Exercise requirements: Copy the rows below word for word, starting with the line that contains "Give bounding boxes" and going on through the line that contains "text: modes. — [289, 846, 349, 865]". Omit any picture from your copy.

Exercise material:
- - - - -

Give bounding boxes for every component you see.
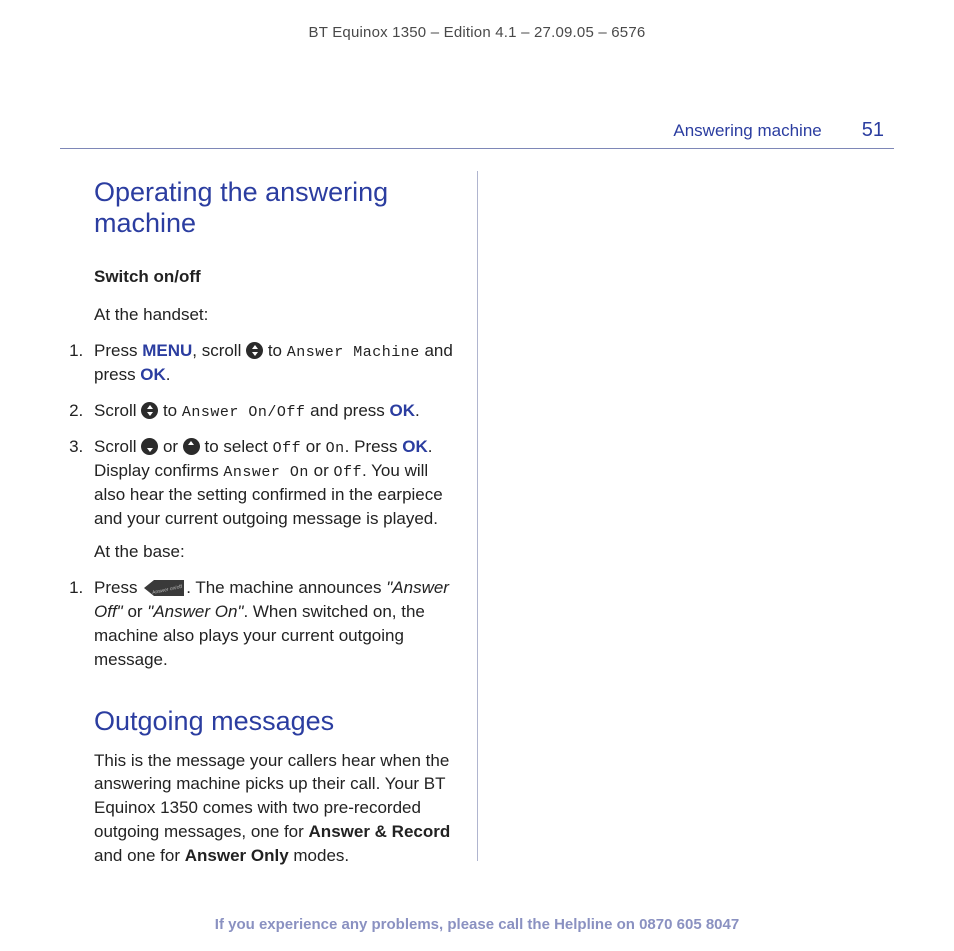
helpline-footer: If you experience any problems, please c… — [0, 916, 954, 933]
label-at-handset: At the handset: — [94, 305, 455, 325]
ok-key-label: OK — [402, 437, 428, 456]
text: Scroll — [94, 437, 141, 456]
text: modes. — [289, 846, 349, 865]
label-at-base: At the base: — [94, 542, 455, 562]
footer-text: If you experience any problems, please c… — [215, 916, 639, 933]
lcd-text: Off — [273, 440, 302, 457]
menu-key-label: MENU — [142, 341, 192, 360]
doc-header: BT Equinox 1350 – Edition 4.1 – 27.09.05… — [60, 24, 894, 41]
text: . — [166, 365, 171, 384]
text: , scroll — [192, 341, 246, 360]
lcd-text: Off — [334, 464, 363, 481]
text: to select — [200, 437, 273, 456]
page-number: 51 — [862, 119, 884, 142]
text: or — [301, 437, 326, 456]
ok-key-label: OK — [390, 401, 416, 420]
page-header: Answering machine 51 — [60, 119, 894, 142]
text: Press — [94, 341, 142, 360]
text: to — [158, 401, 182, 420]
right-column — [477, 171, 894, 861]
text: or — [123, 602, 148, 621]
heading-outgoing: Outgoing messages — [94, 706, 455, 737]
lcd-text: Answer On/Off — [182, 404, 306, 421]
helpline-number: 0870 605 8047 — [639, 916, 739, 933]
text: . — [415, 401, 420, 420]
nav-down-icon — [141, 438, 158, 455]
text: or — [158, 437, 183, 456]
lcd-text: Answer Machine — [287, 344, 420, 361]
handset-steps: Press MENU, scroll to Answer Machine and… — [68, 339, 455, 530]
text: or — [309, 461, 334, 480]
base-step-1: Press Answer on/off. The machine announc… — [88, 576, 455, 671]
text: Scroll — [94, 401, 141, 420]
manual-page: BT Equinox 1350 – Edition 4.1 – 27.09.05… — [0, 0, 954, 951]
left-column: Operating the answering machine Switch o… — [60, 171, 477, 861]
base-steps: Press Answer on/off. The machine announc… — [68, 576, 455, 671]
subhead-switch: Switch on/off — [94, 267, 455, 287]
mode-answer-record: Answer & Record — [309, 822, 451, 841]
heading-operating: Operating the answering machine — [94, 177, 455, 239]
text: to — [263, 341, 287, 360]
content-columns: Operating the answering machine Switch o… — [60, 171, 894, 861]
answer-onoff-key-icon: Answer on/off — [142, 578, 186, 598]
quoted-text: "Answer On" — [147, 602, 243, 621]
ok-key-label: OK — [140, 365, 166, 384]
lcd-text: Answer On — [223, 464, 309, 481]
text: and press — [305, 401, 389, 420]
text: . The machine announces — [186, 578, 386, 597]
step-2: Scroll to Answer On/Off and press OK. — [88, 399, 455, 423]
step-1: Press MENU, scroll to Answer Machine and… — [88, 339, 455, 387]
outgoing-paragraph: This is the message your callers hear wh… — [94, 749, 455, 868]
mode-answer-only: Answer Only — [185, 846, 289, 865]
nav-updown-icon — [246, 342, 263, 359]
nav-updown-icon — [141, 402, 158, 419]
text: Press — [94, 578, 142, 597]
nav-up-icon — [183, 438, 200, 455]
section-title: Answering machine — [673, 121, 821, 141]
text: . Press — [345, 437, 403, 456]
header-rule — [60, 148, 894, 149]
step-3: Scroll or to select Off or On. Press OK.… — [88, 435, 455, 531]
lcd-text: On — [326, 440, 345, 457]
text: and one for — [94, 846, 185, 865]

- - - - -

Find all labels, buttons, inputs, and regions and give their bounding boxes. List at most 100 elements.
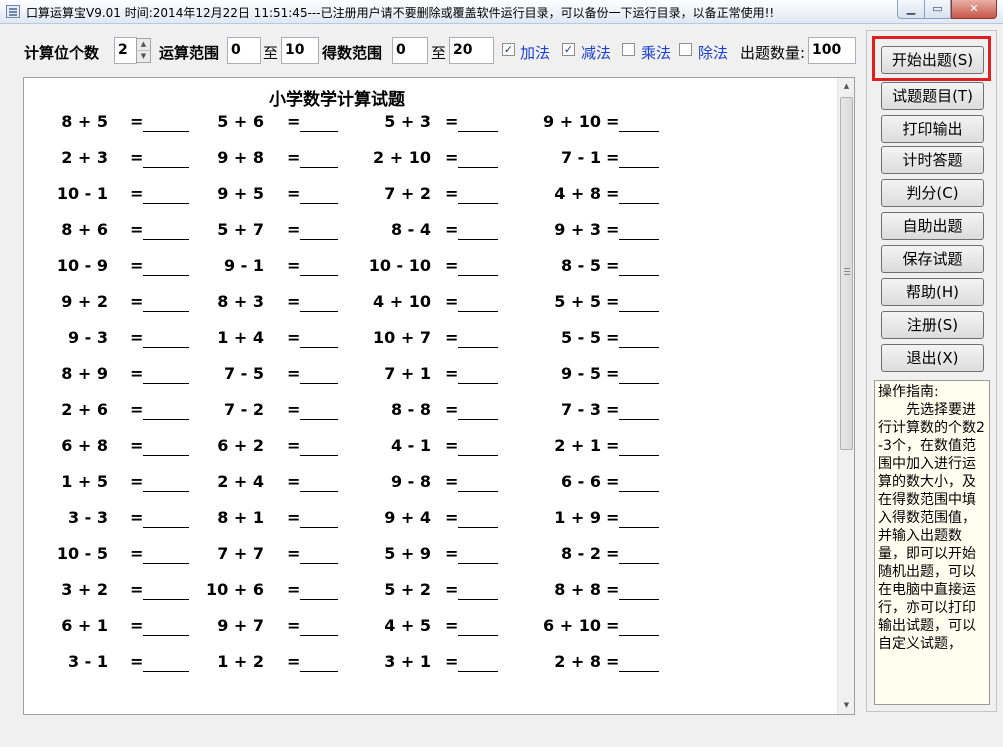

- - - - -

Answer in full:
Give bounding boxes for every component you see.
helpline-footer: If you experience any problems, please c… — [0, 916, 954, 933]
label-at-handset: At the handset: — [94, 305, 455, 325]
ok-key-label: OK — [402, 437, 428, 456]
text: Scroll — [94, 437, 141, 456]
text: modes. — [289, 846, 349, 865]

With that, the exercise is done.